Images embedded in the records are excluded; print everything else exactly as given.

Start of GIVEN RECORDS

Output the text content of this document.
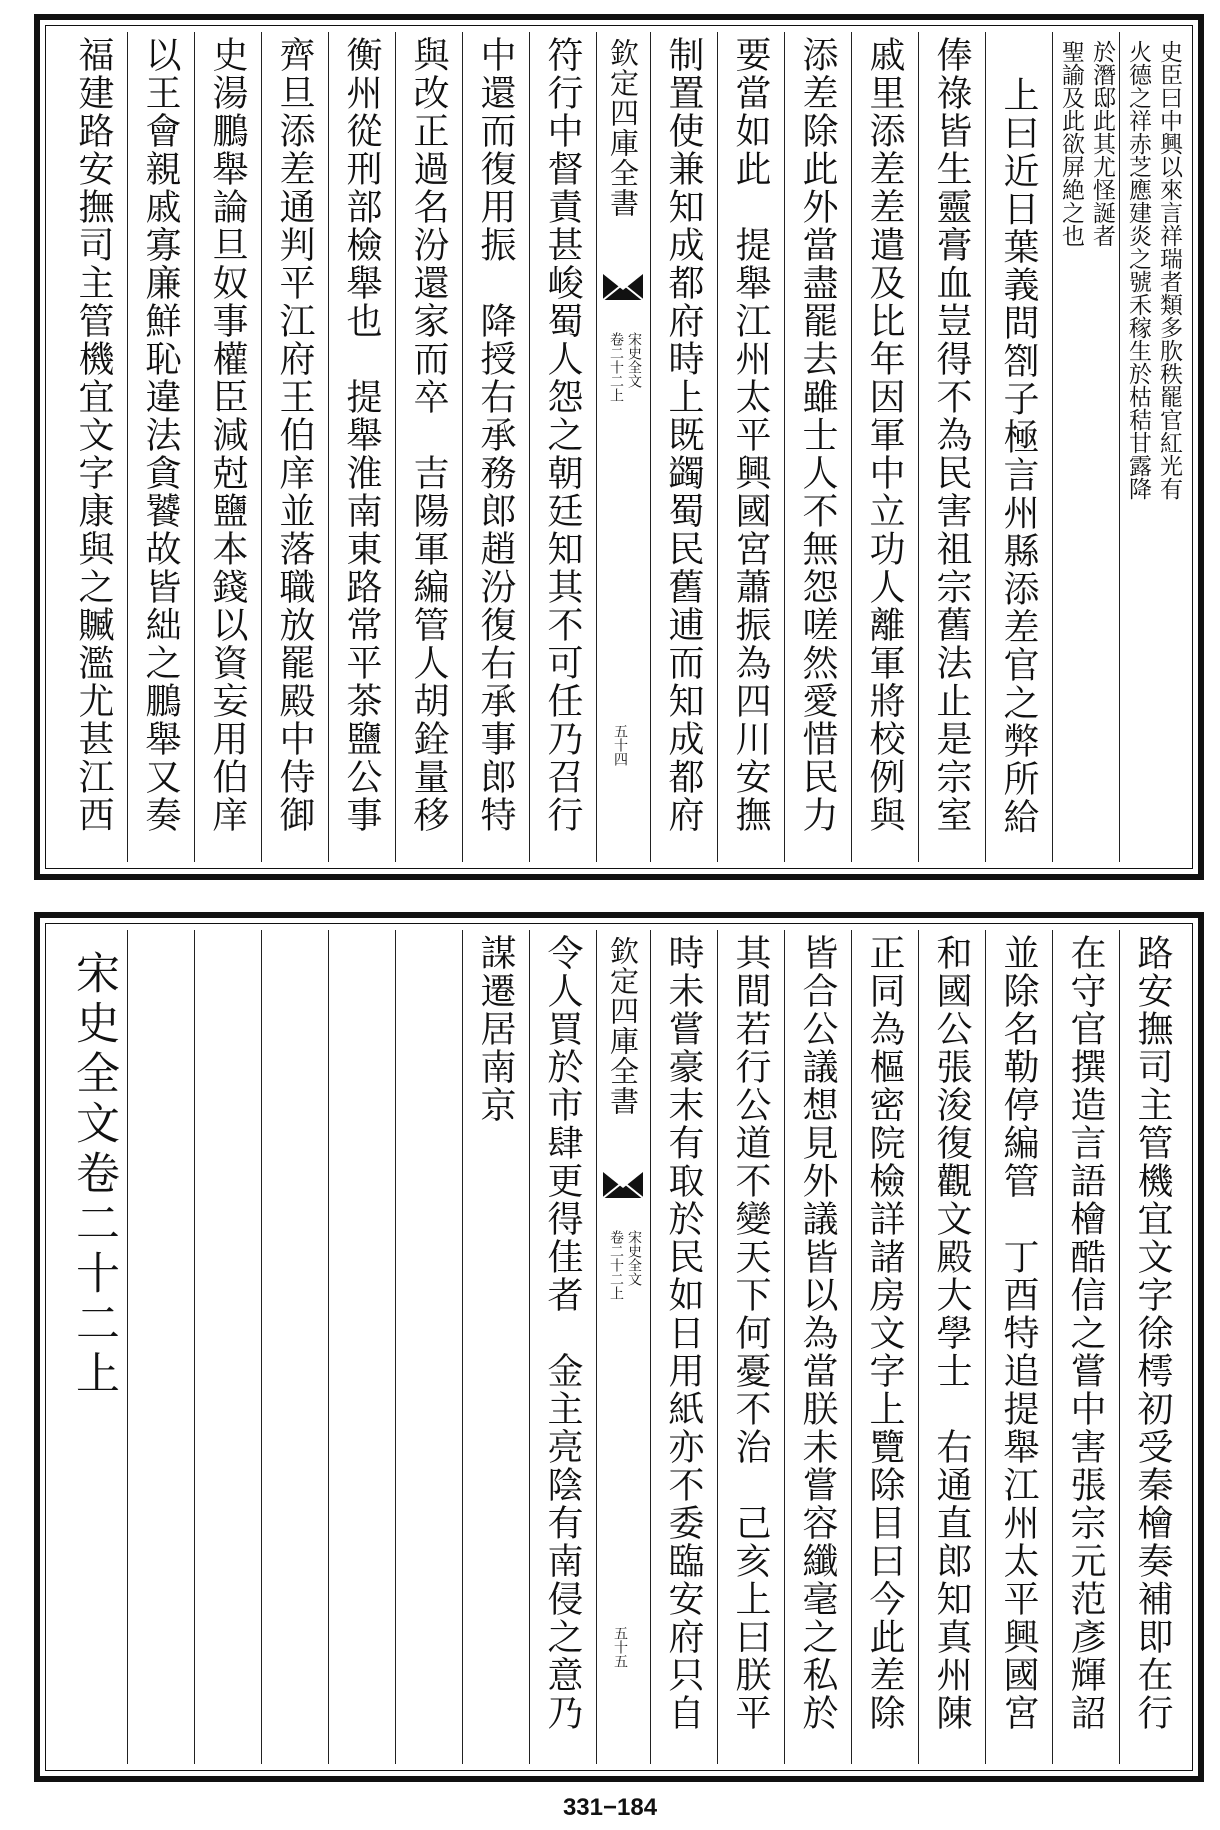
史臣曰中興以來言祥瑞者類多肷秩罷官紅光有
火德之祥赤芝應建炎之號禾稼生於枯秸甘露降
於潛邸此其尤怪誕者
聖諭及此欲屏絶之也
上曰近日葉義問劄子極言州縣添差官之弊所給
俸祿皆生靈膏血豈得不為民害祖宗舊法止是宗室
戚里添差差遣及比年因軍中立功人離軍將校例與
添差除此外當盡罷去雖士人不無怨嗟然愛惜民力
要當如此　提舉江州太平興國宮蕭振為四川安撫
制置使兼知成都府時上既蠲蜀民舊逋而知成都府
欽定四庫全書
宋史全文
卷二十二上
五十四
符行中督責甚峻蜀人怨之朝廷知其不可任乃召行
中還而復用振　降授右承務郎趙汾復右承事郎特
與改正過名汾還家而卒　吉陽軍編管人胡銓量移
衡州從刑部檢舉也　提舉淮南東路常平茶鹽公事
齊旦添差通判平江府王伯庠並落職放罷殿中侍御
史湯鵬舉論旦奴事權臣減尅鹽本錢以資妄用伯庠
以王會親戚寡廉鮮恥違法貪饕故皆絀之鵬舉又奏
福建路安撫司主管機宜文字康與之贓濫尤甚江西
路安撫司主管機宜文字徐樗初受秦檜奏補即在行
在守官撰造言語檜酷信之嘗中害張宗元范彥輝詔
並除名勒停編管　丁酉特追提舉江州太平興國宮
和國公張浚復觀文殿大學士　右通直郎知真州陳
正同為樞密院檢詳諸房文字上覽除目曰今此差除
皆合公議想見外議皆以為當朕未嘗容纖毫之私於
其間若行公道不變天下何憂不治　己亥上曰朕平
時未嘗豪末有取於民如日用紙亦不委臨安府只自
欽定四庫全書
宋史全文
卷二十二上
五十五
令人買於市肆更得佳者　金主亮陰有南侵之意乃
謀遷居南京
宋史全文卷二十二上
331−184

End of GIVEN RECORDS

[ANSWER TO THE EXERCISE]
Output the text content of this document.
史臣曰中興以來言祥瑞者類多肷秩罷官紅光有
火德之祥赤芝應建炎之號禾稼生於枯秸甘露降
於潛邸此其尤怪誕者
聖諭及此欲屏絶之也
上曰近日葉義問劄子極言州縣添差官之弊所給
俸祿皆生靈膏血豈得不為民害祖宗舊法止是宗室
戚里添差差遣及比年因軍中立功人離軍將校例與
添差除此外當盡罷去雖士人不無怨嗟然愛惜民力
要當如此　提舉江州太平興國宮蕭振為四川安撫
制置使兼知成都府時上既蠲蜀民舊逋而知成都府
欽定四庫全書
宋史全文
卷二十二上
五十四
符行中督責甚峻蜀人怨之朝廷知其不可任乃召行
中還而復用振　降授右承務郎趙汾復右承事郎特
與改正過名汾還家而卒　吉陽軍編管人胡銓量移
衡州從刑部檢舉也　提舉淮南東路常平茶鹽公事
齊旦添差通判平江府王伯庠並落職放罷殿中侍御
史湯鵬舉論旦奴事權臣減尅鹽本錢以資妄用伯庠
以王會親戚寡廉鮮恥違法貪饕故皆絀之鵬舉又奏
福建路安撫司主管機宜文字康與之贓濫尤甚江西
路安撫司主管機宜文字徐樗初受秦檜奏補即在行
在守官撰造言語檜酷信之嘗中害張宗元范彥輝詔
並除名勒停編管　丁酉特追提舉江州太平興國宮
和國公張浚復觀文殿大學士　右通直郎知真州陳
正同為樞密院檢詳諸房文字上覽除目曰今此差除
皆合公議想見外議皆以為當朕未嘗容纖毫之私於
其間若行公道不變天下何憂不治　己亥上曰朕平
時未嘗豪末有取於民如日用紙亦不委臨安府只自
欽定四庫全書
宋史全文
卷二十二上
五十五
令人買於市肆更得佳者　金主亮陰有南侵之意乃
謀遷居南京
宋史全文卷二十二上
331−184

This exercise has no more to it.